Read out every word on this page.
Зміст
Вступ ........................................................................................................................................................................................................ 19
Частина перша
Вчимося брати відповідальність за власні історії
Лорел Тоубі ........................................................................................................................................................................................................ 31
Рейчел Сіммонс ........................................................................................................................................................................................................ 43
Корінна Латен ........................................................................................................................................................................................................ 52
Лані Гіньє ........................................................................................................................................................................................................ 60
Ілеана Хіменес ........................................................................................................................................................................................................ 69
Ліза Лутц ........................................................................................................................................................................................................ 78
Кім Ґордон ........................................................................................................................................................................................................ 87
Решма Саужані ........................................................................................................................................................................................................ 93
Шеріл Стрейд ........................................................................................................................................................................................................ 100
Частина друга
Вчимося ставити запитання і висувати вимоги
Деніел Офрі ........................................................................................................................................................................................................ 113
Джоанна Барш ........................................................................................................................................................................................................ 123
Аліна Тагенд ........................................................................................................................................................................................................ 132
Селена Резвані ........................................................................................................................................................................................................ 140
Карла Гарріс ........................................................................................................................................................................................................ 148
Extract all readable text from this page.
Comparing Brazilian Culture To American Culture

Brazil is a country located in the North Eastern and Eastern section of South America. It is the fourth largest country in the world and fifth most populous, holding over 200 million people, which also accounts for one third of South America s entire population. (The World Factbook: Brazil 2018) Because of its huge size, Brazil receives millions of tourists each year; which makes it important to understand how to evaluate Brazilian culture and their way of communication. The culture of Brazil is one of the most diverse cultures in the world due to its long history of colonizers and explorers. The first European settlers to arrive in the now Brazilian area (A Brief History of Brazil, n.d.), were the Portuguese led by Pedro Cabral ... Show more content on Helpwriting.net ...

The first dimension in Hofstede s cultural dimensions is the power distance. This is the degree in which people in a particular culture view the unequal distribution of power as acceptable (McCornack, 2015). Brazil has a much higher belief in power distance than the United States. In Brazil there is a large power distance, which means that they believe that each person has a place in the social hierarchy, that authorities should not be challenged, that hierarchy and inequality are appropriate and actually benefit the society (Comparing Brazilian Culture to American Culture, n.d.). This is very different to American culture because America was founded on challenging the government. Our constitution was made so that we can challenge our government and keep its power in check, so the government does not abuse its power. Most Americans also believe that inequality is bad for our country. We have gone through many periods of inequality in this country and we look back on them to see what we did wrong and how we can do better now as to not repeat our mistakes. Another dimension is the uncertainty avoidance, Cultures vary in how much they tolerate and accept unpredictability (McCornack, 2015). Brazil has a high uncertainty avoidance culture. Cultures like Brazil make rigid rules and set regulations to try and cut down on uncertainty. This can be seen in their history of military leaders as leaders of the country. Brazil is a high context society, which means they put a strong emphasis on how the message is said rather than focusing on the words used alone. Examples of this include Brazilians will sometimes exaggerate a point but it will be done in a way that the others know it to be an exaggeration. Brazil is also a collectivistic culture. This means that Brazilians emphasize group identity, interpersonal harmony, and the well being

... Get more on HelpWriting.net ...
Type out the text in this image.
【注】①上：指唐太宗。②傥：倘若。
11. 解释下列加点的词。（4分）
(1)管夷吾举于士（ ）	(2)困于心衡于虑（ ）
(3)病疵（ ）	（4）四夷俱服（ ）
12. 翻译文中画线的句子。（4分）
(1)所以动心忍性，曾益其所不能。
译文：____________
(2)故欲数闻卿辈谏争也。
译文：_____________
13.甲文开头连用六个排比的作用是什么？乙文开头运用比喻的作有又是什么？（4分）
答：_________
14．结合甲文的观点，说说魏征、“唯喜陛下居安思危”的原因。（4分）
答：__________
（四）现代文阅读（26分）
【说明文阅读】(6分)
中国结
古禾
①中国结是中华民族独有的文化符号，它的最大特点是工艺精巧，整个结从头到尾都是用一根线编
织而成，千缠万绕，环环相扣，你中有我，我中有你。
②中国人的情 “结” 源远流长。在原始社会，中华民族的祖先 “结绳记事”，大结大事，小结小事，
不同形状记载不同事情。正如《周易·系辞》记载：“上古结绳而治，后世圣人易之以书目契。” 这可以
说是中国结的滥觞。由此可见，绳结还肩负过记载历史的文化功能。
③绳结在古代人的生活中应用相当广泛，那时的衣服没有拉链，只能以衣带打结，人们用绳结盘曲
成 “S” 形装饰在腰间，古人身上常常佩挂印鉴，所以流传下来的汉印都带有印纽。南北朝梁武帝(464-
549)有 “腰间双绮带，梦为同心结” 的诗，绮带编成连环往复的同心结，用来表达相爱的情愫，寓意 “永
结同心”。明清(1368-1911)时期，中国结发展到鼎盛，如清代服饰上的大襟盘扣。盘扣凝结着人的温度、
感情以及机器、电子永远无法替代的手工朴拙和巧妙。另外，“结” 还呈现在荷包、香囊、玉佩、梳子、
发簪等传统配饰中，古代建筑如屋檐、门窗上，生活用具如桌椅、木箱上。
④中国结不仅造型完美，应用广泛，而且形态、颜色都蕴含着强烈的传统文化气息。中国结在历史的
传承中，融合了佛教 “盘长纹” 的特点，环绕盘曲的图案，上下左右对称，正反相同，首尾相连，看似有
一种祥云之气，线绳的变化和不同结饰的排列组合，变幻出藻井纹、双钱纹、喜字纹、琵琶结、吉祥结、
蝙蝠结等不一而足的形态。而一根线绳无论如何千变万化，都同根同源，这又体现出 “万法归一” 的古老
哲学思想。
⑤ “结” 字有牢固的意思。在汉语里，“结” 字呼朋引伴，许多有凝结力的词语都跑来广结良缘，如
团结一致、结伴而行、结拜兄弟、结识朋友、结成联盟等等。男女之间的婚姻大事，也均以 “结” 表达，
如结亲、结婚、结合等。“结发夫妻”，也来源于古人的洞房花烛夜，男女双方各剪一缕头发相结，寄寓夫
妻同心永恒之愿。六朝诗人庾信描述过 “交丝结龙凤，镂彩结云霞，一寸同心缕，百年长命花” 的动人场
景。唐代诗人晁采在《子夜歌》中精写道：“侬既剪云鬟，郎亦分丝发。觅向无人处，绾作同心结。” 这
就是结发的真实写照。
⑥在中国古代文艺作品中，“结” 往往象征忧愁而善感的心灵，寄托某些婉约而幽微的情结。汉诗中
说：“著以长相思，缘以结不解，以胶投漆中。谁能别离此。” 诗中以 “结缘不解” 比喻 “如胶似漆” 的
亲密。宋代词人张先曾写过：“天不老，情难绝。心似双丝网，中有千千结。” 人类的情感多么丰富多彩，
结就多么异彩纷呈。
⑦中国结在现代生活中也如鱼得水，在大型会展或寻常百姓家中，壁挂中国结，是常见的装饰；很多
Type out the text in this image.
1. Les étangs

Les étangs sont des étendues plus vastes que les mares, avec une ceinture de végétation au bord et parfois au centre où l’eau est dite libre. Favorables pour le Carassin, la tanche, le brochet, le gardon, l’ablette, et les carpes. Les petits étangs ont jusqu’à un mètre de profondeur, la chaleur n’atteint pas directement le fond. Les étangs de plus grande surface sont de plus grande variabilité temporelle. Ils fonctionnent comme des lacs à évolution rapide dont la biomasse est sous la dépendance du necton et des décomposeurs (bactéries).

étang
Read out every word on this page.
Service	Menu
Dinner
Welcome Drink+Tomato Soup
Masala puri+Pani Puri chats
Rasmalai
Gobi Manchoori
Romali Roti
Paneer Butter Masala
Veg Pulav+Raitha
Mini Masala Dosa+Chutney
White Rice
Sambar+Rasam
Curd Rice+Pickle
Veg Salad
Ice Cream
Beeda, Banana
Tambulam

§ **SHORT TASK**: Which lines above contain "Masala"? Show each of them.

§ **SOLUTION**:
Masala puri+Pani Puri chats
Paneer Butter Masala
Mini Masala Dosa+Chutney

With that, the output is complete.